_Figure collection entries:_
- - -

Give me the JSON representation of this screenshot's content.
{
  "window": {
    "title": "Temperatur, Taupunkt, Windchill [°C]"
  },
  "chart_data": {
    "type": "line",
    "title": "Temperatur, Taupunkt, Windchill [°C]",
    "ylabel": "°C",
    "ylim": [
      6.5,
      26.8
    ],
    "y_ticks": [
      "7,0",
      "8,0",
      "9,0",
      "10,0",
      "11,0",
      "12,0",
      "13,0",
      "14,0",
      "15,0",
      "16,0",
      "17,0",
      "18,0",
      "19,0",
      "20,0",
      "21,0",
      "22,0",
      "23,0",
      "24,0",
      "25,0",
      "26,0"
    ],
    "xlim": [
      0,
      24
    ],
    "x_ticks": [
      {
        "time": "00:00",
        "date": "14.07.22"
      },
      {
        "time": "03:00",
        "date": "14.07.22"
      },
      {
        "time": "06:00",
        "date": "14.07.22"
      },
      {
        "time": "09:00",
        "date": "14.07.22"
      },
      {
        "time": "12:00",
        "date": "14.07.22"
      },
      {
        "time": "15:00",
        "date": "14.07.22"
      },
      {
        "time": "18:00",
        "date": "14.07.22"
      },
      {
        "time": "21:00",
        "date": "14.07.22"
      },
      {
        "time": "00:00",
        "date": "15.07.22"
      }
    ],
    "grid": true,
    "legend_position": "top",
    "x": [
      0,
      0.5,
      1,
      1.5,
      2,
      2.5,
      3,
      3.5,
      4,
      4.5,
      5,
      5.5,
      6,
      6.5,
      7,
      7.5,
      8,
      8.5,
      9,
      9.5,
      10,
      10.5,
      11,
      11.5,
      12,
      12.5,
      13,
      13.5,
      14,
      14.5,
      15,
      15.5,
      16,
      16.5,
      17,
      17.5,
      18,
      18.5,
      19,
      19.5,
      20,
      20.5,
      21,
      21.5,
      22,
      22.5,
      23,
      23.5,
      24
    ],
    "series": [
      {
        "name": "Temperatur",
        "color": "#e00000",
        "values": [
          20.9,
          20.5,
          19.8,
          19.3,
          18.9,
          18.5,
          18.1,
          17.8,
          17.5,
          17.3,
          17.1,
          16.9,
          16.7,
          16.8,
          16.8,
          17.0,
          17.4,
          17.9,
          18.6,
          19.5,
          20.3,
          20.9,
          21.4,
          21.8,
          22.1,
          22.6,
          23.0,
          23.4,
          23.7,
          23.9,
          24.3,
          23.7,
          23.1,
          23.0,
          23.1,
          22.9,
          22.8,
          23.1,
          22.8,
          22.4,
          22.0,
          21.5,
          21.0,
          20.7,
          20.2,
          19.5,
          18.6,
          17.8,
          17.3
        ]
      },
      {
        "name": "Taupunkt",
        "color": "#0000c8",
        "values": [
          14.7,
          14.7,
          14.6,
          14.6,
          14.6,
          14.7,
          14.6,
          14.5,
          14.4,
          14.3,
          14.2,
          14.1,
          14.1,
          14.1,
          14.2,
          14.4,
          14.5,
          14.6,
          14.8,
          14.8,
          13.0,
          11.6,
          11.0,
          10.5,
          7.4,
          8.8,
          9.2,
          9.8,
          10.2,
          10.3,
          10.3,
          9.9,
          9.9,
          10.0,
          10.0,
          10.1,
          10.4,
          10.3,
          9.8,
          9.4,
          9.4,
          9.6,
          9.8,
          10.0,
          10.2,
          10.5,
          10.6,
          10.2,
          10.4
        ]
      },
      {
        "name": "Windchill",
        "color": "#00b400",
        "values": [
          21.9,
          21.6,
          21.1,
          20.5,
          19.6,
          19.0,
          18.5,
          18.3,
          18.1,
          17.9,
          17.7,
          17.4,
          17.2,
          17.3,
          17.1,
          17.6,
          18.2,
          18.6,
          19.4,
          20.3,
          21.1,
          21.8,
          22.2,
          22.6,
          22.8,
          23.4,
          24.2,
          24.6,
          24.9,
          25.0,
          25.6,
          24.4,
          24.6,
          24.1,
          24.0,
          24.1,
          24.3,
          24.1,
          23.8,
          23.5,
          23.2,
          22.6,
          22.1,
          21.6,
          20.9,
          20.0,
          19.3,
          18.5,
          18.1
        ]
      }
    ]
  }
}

- - -

_TASK OBJECTIVE:_ Search the entries for the string "time" and collect each line that has it.

_FULL ANSWER:_
        "time": "00:00",
        "time": "03:00",
        "time": "06:00",
        "time": "09:00",
        "time": "12:00",
        "time": "15:00",
        "time": "18:00",
        "time": "21:00",
        "time": "00:00",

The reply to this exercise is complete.